OBJECTIVE | Give every line of the listing below as a JSON list of strings, with one string per line and blank lines omitted.

-- start RECORDS TO PROCESS --

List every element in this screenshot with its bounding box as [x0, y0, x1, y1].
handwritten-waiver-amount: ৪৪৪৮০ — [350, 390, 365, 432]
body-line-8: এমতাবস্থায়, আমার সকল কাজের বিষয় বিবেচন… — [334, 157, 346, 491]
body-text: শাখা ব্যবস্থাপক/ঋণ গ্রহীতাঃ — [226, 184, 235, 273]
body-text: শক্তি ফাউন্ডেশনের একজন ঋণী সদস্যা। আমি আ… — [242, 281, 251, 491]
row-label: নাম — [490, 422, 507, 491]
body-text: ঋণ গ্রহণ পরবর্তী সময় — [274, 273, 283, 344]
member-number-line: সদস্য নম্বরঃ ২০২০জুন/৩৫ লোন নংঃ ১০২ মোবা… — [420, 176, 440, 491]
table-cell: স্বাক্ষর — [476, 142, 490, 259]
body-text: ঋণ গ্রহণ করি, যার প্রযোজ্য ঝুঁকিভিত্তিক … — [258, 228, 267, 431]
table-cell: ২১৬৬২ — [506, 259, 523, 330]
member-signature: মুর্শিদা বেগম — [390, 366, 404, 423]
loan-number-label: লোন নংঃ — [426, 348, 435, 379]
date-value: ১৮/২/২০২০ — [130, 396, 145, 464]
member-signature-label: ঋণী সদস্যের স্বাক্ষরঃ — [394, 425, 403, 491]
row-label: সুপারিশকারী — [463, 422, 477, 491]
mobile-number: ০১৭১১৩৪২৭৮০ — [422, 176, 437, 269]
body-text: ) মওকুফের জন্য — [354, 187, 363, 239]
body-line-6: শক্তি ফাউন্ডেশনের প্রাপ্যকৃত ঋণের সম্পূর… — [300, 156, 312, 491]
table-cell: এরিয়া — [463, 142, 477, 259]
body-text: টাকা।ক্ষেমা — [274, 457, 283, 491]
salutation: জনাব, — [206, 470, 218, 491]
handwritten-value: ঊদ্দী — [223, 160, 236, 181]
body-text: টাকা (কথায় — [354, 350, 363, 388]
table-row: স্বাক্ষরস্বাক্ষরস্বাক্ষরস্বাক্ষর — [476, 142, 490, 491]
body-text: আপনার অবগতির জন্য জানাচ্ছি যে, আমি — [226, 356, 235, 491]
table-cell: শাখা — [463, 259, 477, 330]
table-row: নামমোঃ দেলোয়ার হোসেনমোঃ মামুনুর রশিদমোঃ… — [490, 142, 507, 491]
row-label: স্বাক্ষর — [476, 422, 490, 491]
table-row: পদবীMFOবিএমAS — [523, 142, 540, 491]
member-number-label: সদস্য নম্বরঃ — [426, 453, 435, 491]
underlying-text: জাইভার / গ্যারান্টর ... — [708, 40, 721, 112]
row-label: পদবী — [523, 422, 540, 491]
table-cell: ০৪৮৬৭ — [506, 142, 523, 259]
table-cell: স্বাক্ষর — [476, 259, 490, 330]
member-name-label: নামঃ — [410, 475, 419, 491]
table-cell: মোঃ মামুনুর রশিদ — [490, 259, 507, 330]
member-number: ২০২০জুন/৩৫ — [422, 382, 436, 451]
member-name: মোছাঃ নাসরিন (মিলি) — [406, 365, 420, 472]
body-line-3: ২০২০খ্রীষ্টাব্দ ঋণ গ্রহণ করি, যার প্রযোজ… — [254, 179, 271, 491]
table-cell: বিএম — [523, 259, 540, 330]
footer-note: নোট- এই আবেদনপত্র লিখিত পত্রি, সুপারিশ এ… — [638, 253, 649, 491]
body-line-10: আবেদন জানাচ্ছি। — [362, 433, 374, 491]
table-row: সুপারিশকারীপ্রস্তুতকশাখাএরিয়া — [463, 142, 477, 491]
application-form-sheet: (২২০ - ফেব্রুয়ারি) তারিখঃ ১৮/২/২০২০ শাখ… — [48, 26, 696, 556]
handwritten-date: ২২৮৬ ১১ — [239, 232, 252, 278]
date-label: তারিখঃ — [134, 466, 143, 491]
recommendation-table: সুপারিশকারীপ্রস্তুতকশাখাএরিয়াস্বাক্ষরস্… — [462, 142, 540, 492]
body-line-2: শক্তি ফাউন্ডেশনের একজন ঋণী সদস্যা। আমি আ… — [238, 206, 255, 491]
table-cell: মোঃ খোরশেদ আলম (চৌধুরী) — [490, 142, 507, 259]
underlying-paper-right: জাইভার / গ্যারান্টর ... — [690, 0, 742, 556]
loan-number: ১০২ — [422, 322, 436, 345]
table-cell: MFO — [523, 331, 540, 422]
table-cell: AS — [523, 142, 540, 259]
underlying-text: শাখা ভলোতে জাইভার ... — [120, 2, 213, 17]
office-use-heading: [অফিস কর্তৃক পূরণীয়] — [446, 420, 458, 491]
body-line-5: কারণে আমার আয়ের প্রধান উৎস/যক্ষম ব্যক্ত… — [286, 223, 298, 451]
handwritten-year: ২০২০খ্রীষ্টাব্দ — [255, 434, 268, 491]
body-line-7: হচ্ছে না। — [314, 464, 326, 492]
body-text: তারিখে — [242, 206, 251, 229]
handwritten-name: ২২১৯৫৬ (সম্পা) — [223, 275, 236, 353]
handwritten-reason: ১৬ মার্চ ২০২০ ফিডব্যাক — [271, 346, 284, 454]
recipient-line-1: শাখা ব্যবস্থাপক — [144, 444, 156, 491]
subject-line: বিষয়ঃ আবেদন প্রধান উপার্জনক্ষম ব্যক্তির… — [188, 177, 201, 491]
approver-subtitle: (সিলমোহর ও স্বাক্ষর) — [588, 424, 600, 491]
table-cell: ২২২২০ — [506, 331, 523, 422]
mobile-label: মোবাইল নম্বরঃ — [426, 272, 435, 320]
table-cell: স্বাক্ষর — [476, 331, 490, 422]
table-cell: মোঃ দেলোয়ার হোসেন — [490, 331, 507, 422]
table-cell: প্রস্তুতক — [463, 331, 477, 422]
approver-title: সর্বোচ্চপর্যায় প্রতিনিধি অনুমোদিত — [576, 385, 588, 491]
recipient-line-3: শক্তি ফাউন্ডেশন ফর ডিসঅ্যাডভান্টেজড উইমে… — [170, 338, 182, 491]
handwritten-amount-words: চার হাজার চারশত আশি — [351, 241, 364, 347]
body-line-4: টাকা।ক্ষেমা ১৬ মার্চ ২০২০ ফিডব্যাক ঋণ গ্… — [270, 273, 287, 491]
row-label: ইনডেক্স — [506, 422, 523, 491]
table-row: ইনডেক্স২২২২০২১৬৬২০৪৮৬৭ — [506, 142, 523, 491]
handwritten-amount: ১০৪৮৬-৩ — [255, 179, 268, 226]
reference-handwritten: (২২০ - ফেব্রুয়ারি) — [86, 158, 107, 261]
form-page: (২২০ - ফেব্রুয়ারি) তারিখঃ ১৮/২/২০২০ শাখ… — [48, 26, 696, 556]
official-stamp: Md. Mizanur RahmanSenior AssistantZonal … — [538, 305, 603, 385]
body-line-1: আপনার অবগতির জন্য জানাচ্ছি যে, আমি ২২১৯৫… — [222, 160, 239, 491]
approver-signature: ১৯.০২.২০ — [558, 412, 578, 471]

-- end RECORDS TO PROCESS --

SOLUTION TO THE EXERCISE |
[
  "List every element in this screenshot with its bounding box as [x0, y0, x1, y1].",
  "handwritten-waiver-amount: ৪৪৪৮০ — [350, 390, 365, 432]",
  "body-line-8: এমতাবস্থায়, আমার সকল কাজের বিষয় বিবেচন… — [334, 157, 346, 491]",
  "body-text: শাখা ব্যবস্থাপক/ঋণ গ্রহীতাঃ — [226, 184, 235, 273]",
  "body-text: শক্তি ফাউন্ডেশনের একজন ঋণী সদস্যা। আমি আ… — [242, 281, 251, 491]",
  "row-label: নাম — [490, 422, 507, 491]",
  "body-text: ঋণ গ্রহণ পরবর্তী সময় — [274, 273, 283, 344]",
  "member-number-line: সদস্য নম্বরঃ ২০২০জুন/৩৫ লোন নংঃ ১০২ মোবা… — [420, 176, 440, 491]",
  "table-cell: স্বাক্ষর — [476, 142, 490, 259]",
  "body-text: ঋণ গ্রহণ করি, যার প্রযোজ্য ঝুঁকিভিত্তিক … — [258, 228, 267, 431]",
  "table-cell: ২১৬৬২ — [506, 259, 523, 330]",
  "member-signature: মুর্শিদা বেগম — [390, 366, 404, 423]",
  "loan-number-label: লোন নংঃ — [426, 348, 435, 379]",
  "date-value: ১৮/২/২০২০ — [130, 396, 145, 464]",
  "member-signature-label: ঋণী সদস্যের স্বাক্ষরঃ — [394, 425, 403, 491]",
  "row-label: সুপারিশকারী — [463, 422, 477, 491]",
  "mobile-number: ০১৭১১৩৪২৭৮০ — [422, 176, 437, 269]",
  "body-text: ) মওকুফের জন্য — [354, 187, 363, 239]",
  "body-line-6: শক্তি ফাউন্ডেশনের প্রাপ্যকৃত ঋণের সম্পূর… — [300, 156, 312, 491]",
  "table-cell: এরিয়া — [463, 142, 477, 259]",
  "body-text: টাকা।ক্ষেমা — [274, 457, 283, 491]",
  "salutation: জনাব, — [206, 470, 218, 491]",
  "handwritten-value: ঊদ্দী — [223, 160, 236, 181]",
  "body-text: টাকা (কথায় — [354, 350, 363, 388]",
  "table-row: স্বাক্ষরস্বাক্ষরস্বাক্ষরস্বাক্ষর — [476, 142, 490, 491]",
  "body-text: আপনার অবগতির জন্য জানাচ্ছি যে, আমি — [226, 356, 235, 491]",
  "table-cell: শাখা — [463, 259, 477, 330]",
  "table-row: নামমোঃ দেলোয়ার হোসেনমোঃ মামুনুর রশিদমোঃ… — [490, 142, 507, 491]",
  "row-label: স্বাক্ষর — [476, 422, 490, 491]",
  "table-row: পদবীMFOবিএমAS — [523, 142, 540, 491]",
  "member-number-label: সদস্য নম্বরঃ — [426, 453, 435, 491]",
  "underlying-text: জাইভার / গ্যারান্টর ... — [708, 40, 721, 112]",
  "row-label: পদবী — [523, 422, 540, 491]",
  "table-cell: ০৪৮৬৭ — [506, 142, 523, 259]",
  "table-cell: স্বাক্ষর — [476, 259, 490, 330]",
  "member-name-label: নামঃ — [410, 475, 419, 491]",
  "table-cell: মোঃ মামুনুর রশিদ — [490, 259, 507, 330]",
  "member-number: ২০২০জুন/৩৫ — [422, 382, 436, 451]",
  "member-name: মোছাঃ নাসরিন (মিলি) — [406, 365, 420, 472]",
  "body-line-3: ২০২০খ্রীষ্টাব্দ ঋণ গ্রহণ করি, যার প্রযোজ… — [254, 179, 271, 491]",
  "table-cell: বিএম — [523, 259, 540, 330]",
  "footer-note: নোট- এই আবেদনপত্র লিখিত পত্রি, সুপারিশ এ… — [638, 253, 649, 491]",
  "body-line-10: আবেদন জানাচ্ছি। — [362, 433, 374, 491]",
  "table-row: সুপারিশকারীপ্রস্তুতকশাখাএরিয়া — [463, 142, 477, 491]",
  "application-form-sheet: (২২০ - ফেব্রুয়ারি) তারিখঃ ১৮/২/২০২০ শাখ… — [48, 26, 696, 556]",
  "handwritten-date: ২২৮৬ ১১ — [239, 232, 252, 278]",
  "date-label: তারিখঃ — [134, 466, 143, 491]",
  "recommendation-table: সুপারিশকারীপ্রস্তুতকশাখাএরিয়াস্বাক্ষরস্… — [462, 142, 540, 492]",
  "body-line-2: শক্তি ফাউন্ডেশনের একজন ঋণী সদস্যা। আমি আ… — [238, 206, 255, 491]",
  "table-cell: মোঃ খোরশেদ আলম (চৌধুরী) — [490, 142, 507, 259]",
  "underlying-paper-right: জাইভার / গ্যারান্টর ... — [690, 0, 742, 556]",
  "loan-number: ১০২ — [422, 322, 436, 345]",
  "table-cell: MFO — [523, 331, 540, 422]",
  "table-cell: AS — [523, 142, 540, 259]",
  "underlying-text: শাখা ভলোতে জাইভার ... — [120, 2, 213, 17]",
  "office-use-heading: [অফিস কর্তৃক পূরণীয়] — [446, 420, 458, 491]",
  "body-line-5: কারণে আমার আয়ের প্রধান উৎস/যক্ষম ব্যক্ত… — [286, 223, 298, 451]",
  "handwritten-year: ২০২০খ্রীষ্টাব্দ — [255, 434, 268, 491]",
  "body-line-7: হচ্ছে না। — [314, 464, 326, 492]",
  "body-text: তারিখে — [242, 206, 251, 229]",
  "handwritten-name: ২২১৯৫৬ (সম্পা) — [223, 275, 236, 353]",
  "handwritten-reason: ১৬ মার্চ ২০২০ ফিডব্যাক — [271, 346, 284, 454]",
  "recipient-line-1: শাখা ব্যবস্থাপক — [144, 444, 156, 491]",
  "subject-line: বিষয়ঃ আবেদন প্রধান উপার্জনক্ষম ব্যক্তির… — [188, 177, 201, 491]",
  "approver-subtitle: (সিলমোহর ও স্বাক্ষর) — [588, 424, 600, 491]",
  "table-cell: ২২২২০ — [506, 331, 523, 422]",
  "mobile-label: মোবাইল নম্বরঃ — [426, 272, 435, 320]",
  "table-cell: স্বাক্ষর — [476, 331, 490, 422]",
  "table-cell: মোঃ দেলোয়ার হোসেন — [490, 331, 507, 422]",
  "table-cell: প্রস্তুতক — [463, 331, 477, 422]",
  "approver-title: সর্বোচ্চপর্যায় প্রতিনিধি অনুমোদিত — [576, 385, 588, 491]",
  "recipient-line-3: শক্তি ফাউন্ডেশন ফর ডিসঅ্যাডভান্টেজড উইমে… — [170, 338, 182, 491]",
  "handwritten-amount-words: চার হাজার চারশত আশি — [351, 241, 364, 347]",
  "body-line-4: টাকা।ক্ষেমা ১৬ মার্চ ২০২০ ফিডব্যাক ঋণ গ্… — [270, 273, 287, 491]",
  "row-label: ইনডেক্স — [506, 422, 523, 491]",
  "table-row: ইনডেক্স২২২২০২১৬৬২০৪৮৬৭ — [506, 142, 523, 491]",
  "handwritten-amount: ১০৪৮৬-৩ — [255, 179, 268, 226]",
  "reference-handwritten: (২২০ - ফেব্রুয়ারি) — [86, 158, 107, 261]",
  "form-page: (২২০ - ফেব্রুয়ারি) তারিখঃ ১৮/২/২০২০ শাখ… — [48, 26, 696, 556]",
  "official-stamp: Md. Mizanur RahmanSenior AssistantZonal … — [538, 305, 603, 385]",
  "body-line-1: আপনার অবগতির জন্য জানাচ্ছি যে, আমি ২২১৯৫… — [222, 160, 239, 491]",
  "approver-signature: ১৯.০২.২০ — [558, 412, 578, 471]"
]